__Task requirements__. Transcribe all of the records precisely as they are presented.

###

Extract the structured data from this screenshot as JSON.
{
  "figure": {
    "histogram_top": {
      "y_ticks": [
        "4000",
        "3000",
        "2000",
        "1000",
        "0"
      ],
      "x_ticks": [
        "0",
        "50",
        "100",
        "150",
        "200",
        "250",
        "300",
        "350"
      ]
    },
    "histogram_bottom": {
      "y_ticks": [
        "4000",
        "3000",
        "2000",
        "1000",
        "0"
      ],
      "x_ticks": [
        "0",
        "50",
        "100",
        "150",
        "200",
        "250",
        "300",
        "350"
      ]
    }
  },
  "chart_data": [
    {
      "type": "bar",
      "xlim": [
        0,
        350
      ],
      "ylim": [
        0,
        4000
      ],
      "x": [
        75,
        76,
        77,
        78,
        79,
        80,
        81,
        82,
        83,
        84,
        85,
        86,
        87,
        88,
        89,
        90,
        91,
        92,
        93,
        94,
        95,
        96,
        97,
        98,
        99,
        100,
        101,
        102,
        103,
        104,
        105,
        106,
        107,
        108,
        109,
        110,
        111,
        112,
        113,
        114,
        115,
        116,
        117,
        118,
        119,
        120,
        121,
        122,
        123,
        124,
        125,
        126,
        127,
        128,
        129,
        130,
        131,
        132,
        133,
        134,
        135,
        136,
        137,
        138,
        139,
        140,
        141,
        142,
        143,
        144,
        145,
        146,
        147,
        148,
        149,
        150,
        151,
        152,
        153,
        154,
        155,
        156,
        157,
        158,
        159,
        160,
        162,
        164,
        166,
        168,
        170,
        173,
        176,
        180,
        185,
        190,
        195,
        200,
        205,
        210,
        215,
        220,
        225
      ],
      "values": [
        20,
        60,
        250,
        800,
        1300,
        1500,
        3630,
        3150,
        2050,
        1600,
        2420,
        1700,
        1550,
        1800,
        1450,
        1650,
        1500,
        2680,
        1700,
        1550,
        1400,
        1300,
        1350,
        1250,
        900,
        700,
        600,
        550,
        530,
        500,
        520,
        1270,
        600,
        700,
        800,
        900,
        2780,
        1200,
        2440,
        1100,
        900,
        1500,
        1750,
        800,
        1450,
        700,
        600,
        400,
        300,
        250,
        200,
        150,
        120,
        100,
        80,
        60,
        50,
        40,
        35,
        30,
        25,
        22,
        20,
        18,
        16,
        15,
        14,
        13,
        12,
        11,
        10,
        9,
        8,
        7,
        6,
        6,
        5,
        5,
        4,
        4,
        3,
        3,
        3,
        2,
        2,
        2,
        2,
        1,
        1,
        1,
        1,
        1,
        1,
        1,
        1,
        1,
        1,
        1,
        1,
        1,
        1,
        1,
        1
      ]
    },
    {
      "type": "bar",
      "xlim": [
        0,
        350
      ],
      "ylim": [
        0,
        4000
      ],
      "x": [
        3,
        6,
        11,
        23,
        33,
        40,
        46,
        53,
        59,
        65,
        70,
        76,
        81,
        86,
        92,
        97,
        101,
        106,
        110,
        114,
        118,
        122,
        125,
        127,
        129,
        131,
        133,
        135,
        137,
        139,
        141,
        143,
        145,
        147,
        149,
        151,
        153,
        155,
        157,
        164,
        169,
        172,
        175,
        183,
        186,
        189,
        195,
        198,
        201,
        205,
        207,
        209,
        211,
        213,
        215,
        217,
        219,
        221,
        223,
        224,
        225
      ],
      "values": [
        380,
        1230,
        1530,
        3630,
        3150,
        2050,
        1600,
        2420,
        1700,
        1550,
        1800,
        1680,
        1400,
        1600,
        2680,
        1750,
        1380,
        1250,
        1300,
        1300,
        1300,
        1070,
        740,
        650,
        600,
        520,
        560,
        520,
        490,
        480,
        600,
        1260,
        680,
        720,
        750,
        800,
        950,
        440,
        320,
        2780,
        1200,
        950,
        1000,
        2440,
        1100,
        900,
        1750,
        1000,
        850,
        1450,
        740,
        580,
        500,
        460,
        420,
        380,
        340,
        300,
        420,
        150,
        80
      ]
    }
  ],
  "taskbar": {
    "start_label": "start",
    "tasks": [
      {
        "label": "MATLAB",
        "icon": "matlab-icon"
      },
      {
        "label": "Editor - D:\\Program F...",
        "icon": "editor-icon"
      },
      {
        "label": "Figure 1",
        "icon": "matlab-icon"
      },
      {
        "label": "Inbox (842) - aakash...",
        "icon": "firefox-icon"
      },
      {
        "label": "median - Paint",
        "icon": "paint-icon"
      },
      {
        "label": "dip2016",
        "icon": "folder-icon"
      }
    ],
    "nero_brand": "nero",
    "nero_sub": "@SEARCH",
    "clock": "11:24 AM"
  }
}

###

__Result of this exercise__.
Extract the structured data from this screenshot as JSON.
{
  "figure": {
    "histogram_top": {
      "y_ticks": [
        "4000",
        "3000",
        "2000",
        "1000",
        "0"
      ],
      "x_ticks": [
        "0",
        "50",
        "100",
        "150",
        "200",
        "250",
        "300",
        "350"
      ]
    },
    "histogram_bottom": {
      "y_ticks": [
        "4000",
        "3000",
        "2000",
        "1000",
        "0"
      ],
      "x_ticks": [
        "0",
        "50",
        "100",
        "150",
        "200",
        "250",
        "300",
        "350"
      ]
    }
  },
  "chart_data": [
    {
      "type": "bar",
      "xlim": [
        0,
        350
      ],
      "ylim": [
        0,
        4000
      ],
      "x": [
        75,
        76,
        77,
        78,
        79,
        80,
        81,
        82,
        83,
        84,
        85,
        86,
        87,
        88,
        89,
        90,
        91,
        92,
        93,
        94,
        95,
        96,
        97,
        98,
        99,
        100,
        101,
        102,
        103,
        104,
        105,
        106,
        107,
        108,
        109,
        110,
        111,
        112,
        113,
        114,
        115,
        116,
        117,
        118,
        119,
        120,
        121,
        122,
        123,
        124,
        125,
        126,
        127,
        128,
        129,
        130,
        131,
        132,
        133,
        134,
        135,
        136,
        137,
        138,
        139,
        140,
        141,
        142,
        143,
        144,
        145,
        146,
        147,
        148,
        149,
        150,
        151,
        152,
        153,
        154,
        155,
        156,
        157,
        158,
        159,
        160,
        162,
        164,
        166,
        168,
        170,
        173,
        176,
        180,
        185,
        190,
        195,
        200,
        205,
        210,
        215,
        220,
        225
      ],
      "values": [
        20,
        60,
        250,
        800,
        1300,
        1500,
        3630,
        3150,
        2050,
        1600,
        2420,
        1700,
        1550,
        1800,
        1450,
        1650,
        1500,
        2680,
        1700,
        1550,
        1400,
        1300,
        1350,
        1250,
        900,
        700,
        600,
        550,
        530,
        500,
        520,
        1270,
        600,
        700,
        800,
        900,
        2780,
        1200,
        2440,
        1100,
        900,
        1500,
        1750,
        800,
        1450,
        700,
        600,
        400,
        300,
        250,
        200,
        150,
        120,
        100,
        80,
        60,
        50,
        40,
        35,
        30,
        25,
        22,
        20,
        18,
        16,
        15,
        14,
        13,
        12,
        11,
        10,
        9,
        8,
        7,
        6,
        6,
        5,
        5,
        4,
        4,
        3,
        3,
        3,
        2,
        2,
        2,
        2,
        1,
        1,
        1,
        1,
        1,
        1,
        1,
        1,
        1,
        1,
        1,
        1,
        1,
        1,
        1,
        1
      ]
    },
    {
      "type": "bar",
      "xlim": [
        0,
        350
      ],
      "ylim": [
        0,
        4000
      ],
      "x": [
        3,
        6,
        11,
        23,
        33,
        40,
        46,
        53,
        59,
        65,
        70,
        76,
        81,
        86,
        92,
        97,
        101,
        106,
        110,
        114,
        118,
        122,
        125,
        127,
        129,
        131,
        133,
        135,
        137,
        139,
        141,
        143,
        145,
        147,
        149,
        151,
        153,
        155,
        157,
        164,
        169,
        172,
        175,
        183,
        186,
        189,
        195,
        198,
        201,
        205,
        207,
        209,
        211,
        213,
        215,
        217,
        219,
        221,
        223,
        224,
        225
      ],
      "values": [
        380,
        1230,
        1530,
        3630,
        3150,
        2050,
        1600,
        2420,
        1700,
        1550,
        1800,
        1680,
        1400,
        1600,
        2680,
        1750,
        1380,
        1250,
        1300,
        1300,
        1300,
        1070,
        740,
        650,
        600,
        520,
        560,
        520,
        490,
        480,
        600,
        1260,
        680,
        720,
        750,
        800,
        950,
        440,
        320,
        2780,
        1200,
        950,
        1000,
        2440,
        1100,
        900,
        1750,
        1000,
        850,
        1450,
        740,
        580,
        500,
        460,
        420,
        380,
        340,
        300,
        420,
        150,
        80
      ]
    }
  ],
  "taskbar": {
    "start_label": "start",
    "tasks": [
      {
        "label": "MATLAB",
        "icon": "matlab-icon"
      },
      {
        "label": "Editor - D:\\Program F...",
        "icon": "editor-icon"
      },
      {
        "label": "Figure 1",
        "icon": "matlab-icon"
      },
      {
        "label": "Inbox (842) - aakash...",
        "icon": "firefox-icon"
      },
      {
        "label": "median - Paint",
        "icon": "paint-icon"
      },
      {
        "label": "dip2016",
        "icon": "folder-icon"
      }
    ],
    "nero_brand": "nero",
    "nero_sub": "@SEARCH",
    "clock": "11:24 AM"
  }
}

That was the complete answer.